* _SELECTED TEXT_

Recently , while preparing a lecture for one of the classes I teach, I had an epiphany. Yes, the clouds separated. That beam of light came down, and was so strong it sunburned that bald-spot on top of my head! (Just kidding about the beam of light folks. Unfortunately, not the bald spot.) But the source for my epiphany was as unlikely a source as even I could imagine. I’m still surprised: Central Bank Digital Currency: CBDC.

There is a lot to say about Virtual Reality (VR), Artificial Intelligence (AI), electronic money (CBDC), and simulation in general. Anyone wonder where this could all lead us? So, let’s just agree to stipulate that anything that is not real or “actual,” is simulation. It’s not real folks, not actually happening. You can stop your plane crash in midair to grab a snack in these pretend worlds. Your FarmVille animals can live without attention. Can’t do that in “actuality.” Your avatar can’t take out the trash or feed the baby. But somehow, more and more people seem to be retreating to these imagined “safe spaces.” Sit on your phone all day? Facebook and Tik Toc much? Remember “Let your fingers do the walking.”? Just the tip of the iceberg. Pretend is just so much more inviting.

* _Labeled box records_
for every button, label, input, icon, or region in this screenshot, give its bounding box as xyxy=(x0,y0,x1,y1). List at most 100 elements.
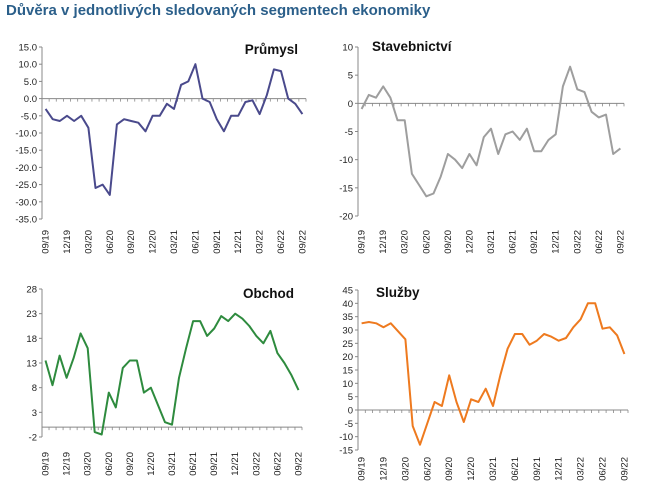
x-tick-label: 06/22 xyxy=(597,457,608,481)
x-tick-label: 06/20 xyxy=(422,457,433,481)
x-tick-label: 06/22 xyxy=(276,230,287,254)
x-tick-label: 06/21 xyxy=(188,452,199,476)
y-tick-label: 23 xyxy=(26,309,37,320)
x-tick-label: 12/21 xyxy=(233,230,244,254)
y-tick-label: 30 xyxy=(342,326,353,337)
x-tick-label: 03/22 xyxy=(251,452,262,476)
x-tick-label: 06/20 xyxy=(104,452,115,476)
x-tick-label: 09/21 xyxy=(529,230,540,254)
series-line xyxy=(44,312,300,436)
y-tick-label: 0 xyxy=(348,406,353,417)
y-tick-label: 18 xyxy=(26,334,37,345)
x-tick-label: 09/20 xyxy=(444,457,455,481)
x-tick-label: 03/21 xyxy=(486,230,497,254)
x-tick-label: 09/19 xyxy=(357,457,368,481)
y-tick-label: 13 xyxy=(26,359,37,370)
x-tick-label: 12/20 xyxy=(146,452,157,476)
x-tick-label: 06/22 xyxy=(594,230,605,254)
x-tick-label: 12/20 xyxy=(466,457,477,481)
y-tick-label: -30.0 xyxy=(15,197,37,208)
y-tick-label: 45 xyxy=(342,286,353,297)
y-tick-label: 3 xyxy=(32,408,37,419)
y-tick-label: 10 xyxy=(342,379,353,390)
chart-title: Obchod xyxy=(243,286,294,301)
series-line xyxy=(44,63,304,196)
x-tick-label: 03/20 xyxy=(400,457,411,481)
series-line xyxy=(361,302,626,446)
x-tick-label: 09/21 xyxy=(212,230,223,254)
x-tick-label: 09/20 xyxy=(443,230,454,254)
y-tick-label: 5 xyxy=(348,71,353,82)
x-tick-label: 12/21 xyxy=(230,452,241,476)
chart-title: Průmysl xyxy=(245,42,298,57)
x-tick-label: 09/19 xyxy=(41,452,52,476)
y-tick-label: 15.0 xyxy=(19,43,38,54)
x-tick-label: 03/22 xyxy=(572,230,583,254)
y-tick-label: -20.0 xyxy=(15,163,37,174)
chart-1: 10 5 0 -5 -10 -15 -20 09/19 12/19 03/20 06/20 09/20… xyxy=(339,39,626,254)
y-tick-label: 10.0 xyxy=(19,60,38,71)
x-tick-label: 06/20 xyxy=(421,230,432,254)
x-tick-label: 09/19 xyxy=(357,230,368,254)
y-tick-label: 5.0 xyxy=(24,77,37,88)
series-line xyxy=(360,65,622,198)
y-tick-label: -5.0 xyxy=(21,111,37,122)
x-tick-label: 03/22 xyxy=(255,230,266,254)
y-tick-label: -20 xyxy=(339,212,353,223)
x-tick-label: 09/20 xyxy=(125,452,136,476)
y-tick-label: -10 xyxy=(339,155,353,166)
y-tick-label: -15 xyxy=(339,183,353,194)
x-tick-label: 12/21 xyxy=(554,457,565,481)
x-tick-label: 03/20 xyxy=(400,230,411,254)
chart-0: 15.0 10.0 5.0 0.0 -5.0 -10.0 -15.0 -20.0 -25.0 -3… xyxy=(15,42,308,254)
y-tick-label: 0.0 xyxy=(24,94,37,105)
x-tick-label: 09/19 xyxy=(41,230,52,254)
x-tick-label: 09/21 xyxy=(532,457,543,481)
x-tick-label: 12/21 xyxy=(551,230,562,254)
chart-3: 45 40 35 30 25 20 15 10 5 0 -5 -10 -15 09/19 12/19 03/2… xyxy=(339,285,630,481)
x-tick-label: 09/22 xyxy=(619,457,630,481)
y-tick-label: 15 xyxy=(342,366,353,377)
y-tick-label: -35.0 xyxy=(15,215,37,226)
y-tick-label: 28 xyxy=(26,285,37,296)
x-tick-label: 03/20 xyxy=(83,452,94,476)
y-tick-label: -5 xyxy=(345,127,353,138)
y-tick-label: -15.0 xyxy=(15,146,37,157)
x-tick-label: 09/22 xyxy=(297,230,308,254)
y-tick-label: 20 xyxy=(342,352,353,363)
x-tick-label: 03/21 xyxy=(167,452,178,476)
chart-2: 28 23 18 13 8 3 -2 09/19 12/19 03/20 06/20 09/20 12/… xyxy=(26,285,304,476)
y-tick-label: -15 xyxy=(339,446,353,457)
x-tick-label: 06/20 xyxy=(105,230,116,254)
x-tick-label: 12/20 xyxy=(464,230,475,254)
x-tick-label: 06/21 xyxy=(510,457,521,481)
y-tick-label: 10 xyxy=(342,43,353,54)
x-tick-label: 03/20 xyxy=(83,230,94,254)
x-tick-label: 12/19 xyxy=(62,452,73,476)
y-tick-label: 8 xyxy=(32,383,37,394)
chart-title: Služby xyxy=(376,285,420,300)
x-tick-label: 06/21 xyxy=(508,230,519,254)
y-tick-label: -5 xyxy=(345,419,353,430)
y-tick-label: 40 xyxy=(342,299,353,310)
y-tick-label: -25.0 xyxy=(15,180,37,191)
y-tick-label: -10.0 xyxy=(15,129,37,140)
x-tick-label: 06/22 xyxy=(272,452,283,476)
y-tick-label: 35 xyxy=(342,312,353,323)
x-tick-label: 09/22 xyxy=(293,452,304,476)
y-tick-label: 25 xyxy=(342,339,353,350)
x-tick-label: 06/21 xyxy=(190,230,201,254)
chart-title: Stavebnictví xyxy=(372,39,453,54)
y-tick-label: 5 xyxy=(348,392,353,403)
page-title: Důvěra v jednotlivých sledovaných segmen… xyxy=(6,2,431,19)
x-tick-label: 09/22 xyxy=(615,230,626,254)
x-tick-label: 12/20 xyxy=(148,230,159,254)
x-tick-label: 12/19 xyxy=(378,230,389,254)
x-tick-label: 03/22 xyxy=(576,457,587,481)
x-tick-label: 09/21 xyxy=(209,452,220,476)
x-tick-label: 09/20 xyxy=(126,230,137,254)
x-tick-label: 03/21 xyxy=(488,457,499,481)
y-tick-label: -10 xyxy=(339,432,353,443)
y-tick-label: -2 xyxy=(29,433,37,444)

* _WHAT IS NEEDED_
According to the selected text, what unlikely source prompted the writer's epiphany? This work makes no use of the data.

* _CORRECT RESULT_
Central Bank Digital Currency (CBDC).